_Set exercise:_
Set down each record exactly as written.

_Provided records:_

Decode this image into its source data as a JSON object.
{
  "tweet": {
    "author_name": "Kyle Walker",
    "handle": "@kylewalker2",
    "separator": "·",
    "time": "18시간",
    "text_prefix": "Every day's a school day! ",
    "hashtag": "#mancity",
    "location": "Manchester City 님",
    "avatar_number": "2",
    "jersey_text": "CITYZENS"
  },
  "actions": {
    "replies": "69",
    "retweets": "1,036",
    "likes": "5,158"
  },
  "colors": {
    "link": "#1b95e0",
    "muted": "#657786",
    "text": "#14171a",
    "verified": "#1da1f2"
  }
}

_Output below:_
Decode this image into its source data as a JSON object.
{
  "tweet": {
    "author_name": "Kyle Walker",
    "handle": "@kylewalker2",
    "separator": "·",
    "time": "18시간",
    "text_prefix": "Every day's a school day! ",
    "hashtag": "#mancity",
    "location": "Manchester City 님",
    "avatar_number": "2",
    "jersey_text": "CITYZENS"
  },
  "actions": {
    "replies": "69",
    "retweets": "1,036",
    "likes": "5,158"
  },
  "colors": {
    "link": "#1b95e0",
    "muted": "#657786",
    "text": "#14171a",
    "verified": "#1da1f2"
  }
}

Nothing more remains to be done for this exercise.